AUFGABE: Kannst du den folgenden Textauszug über das Schulprojekt von Pro Infans in Togo nach seinem letzten Satz aufgreifen und weiterschreiben?

Pro Infans hatte sich zur Finanzierung einer Bibliothek mit angeschlossenem EDV-Schulungsraum an die „Bingo“-Stiftung und die Stiftung „Ein Herz für Kinder“ gewandt. Nach einer Zusage von „Bingo“ war die Errichtung des Baus gesichert. Dann kam zusätzlich grünes Licht von „Ein Herz für Kinder“. Nun können zusätzlich weitere Klassenräume in einem zusätzlichen Geschoss errichtet werden. Nach der Fertigstellung sollen in dem gesamten Komplex, der von der Norddeutschen Mission geführt wird, 1200 Schulkinder sowie 120 Mädchen und Jungen im angeschlossenen Kindergarten betreut werden. 

„Es macht Spaß, wenn man etwas gestalten kann, was vor Ort einen großen Nutzen hat“, begründet Sturm seinen Einsatz für die Kinder in dem westafrikanischen Land. Den Ursprung hatte dieses bedeutende Engagement in einem beruflichen Aufenthalt Sturms mit seiner Frau in den Sechszigerjahren in Gabun. Das Ehepaar war beeindruckt von den Lebensumständen in der Region. „Die Armut, die man dort erlebt, ist beschämend“, sagt er. Der heutige Pensionär ist überzeugt, dass mithilfe von Bildung unter anderem mehr Afrikaner dazu motiviert werden, in ihren Heimatländern etwas aufzubauen, anstatt nach Europa auszuwandern. 

Roland Sturm nimmt an einer Unterrichtsstunde in der togolesischen Schule teil. Quelle: privat

„Die Dankbarkeit, die uns vonseiten der Kinder entgegenschlägt, ist enorm“, erzählt Sturm. Und auch wenn einige Eltern ihre Kinder lieber auf den Feldern als in der Schule sehen würden, ist der Zuspruch in der Bevölkerung bemerkenswert. Der nächste Schritt der Hilfe zur Selbsthilfe besteht nach Meinung des Vereinsvorsitzenden darin, die Einheimischen zur richtigen Unterhaltung der Schulgebäude anzuhalten. Ein Sicherheitsdienst sei auf dem Gelände inzwischen eingerichtet.

Aufgrund von für afrikanische Verhältnisse erstaunlich detailierten Statistiken vor Ort weiß Sturm, dass sein Verein bislang nur einen kleinen Teil der Kinder in der Region mit Bildung versorgen kann. Dennoch wird es keine weiteren Bauten in der Mission Tové mehr geben. Der Grund: Das Platzangebot auf dem Gelände ist ausgereizt. Auch haben die geldgebenden Stiftungen signalisiert, dass vor Ort keine weiteren Projekte finanziert würden.

DATENSÄTZE:
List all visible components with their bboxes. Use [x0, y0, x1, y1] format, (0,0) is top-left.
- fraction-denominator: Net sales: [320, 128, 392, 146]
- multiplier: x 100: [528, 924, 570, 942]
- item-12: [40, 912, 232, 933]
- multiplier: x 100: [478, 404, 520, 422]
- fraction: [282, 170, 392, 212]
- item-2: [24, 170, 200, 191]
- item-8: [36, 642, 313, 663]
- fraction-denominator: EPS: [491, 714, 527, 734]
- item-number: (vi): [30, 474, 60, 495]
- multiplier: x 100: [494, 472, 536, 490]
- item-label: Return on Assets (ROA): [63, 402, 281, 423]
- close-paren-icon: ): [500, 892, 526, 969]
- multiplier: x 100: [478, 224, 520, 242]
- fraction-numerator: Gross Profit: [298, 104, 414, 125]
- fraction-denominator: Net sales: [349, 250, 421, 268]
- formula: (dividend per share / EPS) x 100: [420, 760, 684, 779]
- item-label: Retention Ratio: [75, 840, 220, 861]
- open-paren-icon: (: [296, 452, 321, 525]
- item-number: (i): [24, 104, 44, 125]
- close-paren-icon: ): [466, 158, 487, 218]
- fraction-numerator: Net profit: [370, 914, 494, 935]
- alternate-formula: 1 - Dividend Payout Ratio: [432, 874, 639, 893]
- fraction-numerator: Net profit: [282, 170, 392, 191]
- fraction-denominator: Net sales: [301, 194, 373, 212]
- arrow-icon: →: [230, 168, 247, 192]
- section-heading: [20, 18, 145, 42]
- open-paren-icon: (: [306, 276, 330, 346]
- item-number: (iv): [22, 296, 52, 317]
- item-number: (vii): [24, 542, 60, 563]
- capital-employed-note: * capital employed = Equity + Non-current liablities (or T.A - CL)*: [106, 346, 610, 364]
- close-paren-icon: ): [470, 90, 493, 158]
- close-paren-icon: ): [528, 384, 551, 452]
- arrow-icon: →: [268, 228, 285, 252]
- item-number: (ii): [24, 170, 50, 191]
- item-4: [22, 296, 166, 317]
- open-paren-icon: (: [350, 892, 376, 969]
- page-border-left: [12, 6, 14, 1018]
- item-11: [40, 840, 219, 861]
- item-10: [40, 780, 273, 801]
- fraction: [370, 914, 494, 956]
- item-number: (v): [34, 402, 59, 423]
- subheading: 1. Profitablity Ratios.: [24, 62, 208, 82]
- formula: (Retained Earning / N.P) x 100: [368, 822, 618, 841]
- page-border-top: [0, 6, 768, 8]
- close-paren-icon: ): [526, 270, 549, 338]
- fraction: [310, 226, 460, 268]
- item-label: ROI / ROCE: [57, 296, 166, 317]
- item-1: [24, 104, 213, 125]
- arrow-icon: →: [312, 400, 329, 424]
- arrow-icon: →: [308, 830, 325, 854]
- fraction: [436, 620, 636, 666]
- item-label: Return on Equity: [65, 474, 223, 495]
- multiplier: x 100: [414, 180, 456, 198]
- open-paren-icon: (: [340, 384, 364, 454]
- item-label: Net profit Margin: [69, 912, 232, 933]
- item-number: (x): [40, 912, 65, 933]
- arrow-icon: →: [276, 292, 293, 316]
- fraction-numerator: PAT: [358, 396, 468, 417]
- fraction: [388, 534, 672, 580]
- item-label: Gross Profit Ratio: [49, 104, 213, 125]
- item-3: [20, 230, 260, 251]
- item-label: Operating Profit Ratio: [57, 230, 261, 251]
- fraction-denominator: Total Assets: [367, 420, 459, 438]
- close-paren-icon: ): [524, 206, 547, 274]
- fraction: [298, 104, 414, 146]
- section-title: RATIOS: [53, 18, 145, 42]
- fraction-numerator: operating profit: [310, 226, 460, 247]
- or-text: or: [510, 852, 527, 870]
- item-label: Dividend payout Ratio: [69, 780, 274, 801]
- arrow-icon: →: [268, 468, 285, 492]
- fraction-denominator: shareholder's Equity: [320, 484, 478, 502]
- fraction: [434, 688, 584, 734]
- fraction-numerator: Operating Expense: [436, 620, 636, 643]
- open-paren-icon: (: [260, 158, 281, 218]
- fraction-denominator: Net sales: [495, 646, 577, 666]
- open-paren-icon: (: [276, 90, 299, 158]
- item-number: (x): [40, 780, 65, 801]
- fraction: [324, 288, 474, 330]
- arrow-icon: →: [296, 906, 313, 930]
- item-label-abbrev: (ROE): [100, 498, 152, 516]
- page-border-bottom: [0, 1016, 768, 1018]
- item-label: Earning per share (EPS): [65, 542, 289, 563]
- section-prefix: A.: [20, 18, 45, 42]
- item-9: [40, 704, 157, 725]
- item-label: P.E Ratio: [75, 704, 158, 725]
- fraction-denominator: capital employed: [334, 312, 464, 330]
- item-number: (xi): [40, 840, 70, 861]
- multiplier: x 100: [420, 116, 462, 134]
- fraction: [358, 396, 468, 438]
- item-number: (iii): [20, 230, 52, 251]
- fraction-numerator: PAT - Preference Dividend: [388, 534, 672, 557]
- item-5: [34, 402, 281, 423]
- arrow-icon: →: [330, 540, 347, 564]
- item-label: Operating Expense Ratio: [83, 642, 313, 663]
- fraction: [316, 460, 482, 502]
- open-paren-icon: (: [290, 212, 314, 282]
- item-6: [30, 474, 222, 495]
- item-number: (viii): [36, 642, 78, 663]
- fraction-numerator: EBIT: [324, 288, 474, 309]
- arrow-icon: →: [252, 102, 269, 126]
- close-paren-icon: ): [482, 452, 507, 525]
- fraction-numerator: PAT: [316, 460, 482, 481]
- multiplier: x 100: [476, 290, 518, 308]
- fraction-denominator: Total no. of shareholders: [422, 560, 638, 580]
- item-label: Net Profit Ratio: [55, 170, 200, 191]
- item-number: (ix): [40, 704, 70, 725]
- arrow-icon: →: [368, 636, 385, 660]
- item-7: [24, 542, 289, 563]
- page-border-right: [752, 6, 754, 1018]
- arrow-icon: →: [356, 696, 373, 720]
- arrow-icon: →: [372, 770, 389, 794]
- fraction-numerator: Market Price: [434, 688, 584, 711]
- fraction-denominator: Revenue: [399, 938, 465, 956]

ERGEBNIS UNTEN:
Helfen ohne Nebenkosten

Roland Strum und Simone Bahrs haben mit ihrem Verein auch in der Region Hannover bereits viele Spenden eingesammelt. Der Vorteil bei ihrem ehrenamtlichen Einsatz liegt auf der Hand: „Es fallen keine Kosten für die Verwaltung an. Wir buttern sogar noch viel eigenes Geld hinein“, erklärt Sturm. Wer die Projekte von Pro Infans unterstützen will kann per Email unter rsturm.rbg@t-online.de oder meupi@yahoo.de Kontakt aufnehmen oder da Spendenkonto, IBAN: DE66251900010680385700 bei der Hannoverschen Volksbank nutzen. Es können auch Spendenquittungen erstellt werden. 

Für Frank Nordhausen, einen mit Sturm befreundeten Arzt, der zurzeit in Tové den Baubeginn der Bibliothek beaufsichtigt, bedeutet das eine zusätzliche Aufgabe. „Es muss einen neuen Standort finden“, sagt Sturm. Denn das es weitergehen soll mit der Schaffung von Bildungsangeboten in Togo, daran lässt der Vereinsvorsitzende keinen Zweifel. 

Die Schulkinder in Tové freuen sich über neue Unterrichtsmittel. Quelle: privat

Nur ein Problem können Sturm und seine Mitstreiter nicht bewältigen. „Die Frage ist: Was wird der Schule nachgeschaltet?“, erklärt Sturm. Für Ausbildungs- und Studienangebote fehle seinem Verein das nötige Knowhow und die Kapazitäten. „Aber wir könne nauch nicht alles machen“, sagt er.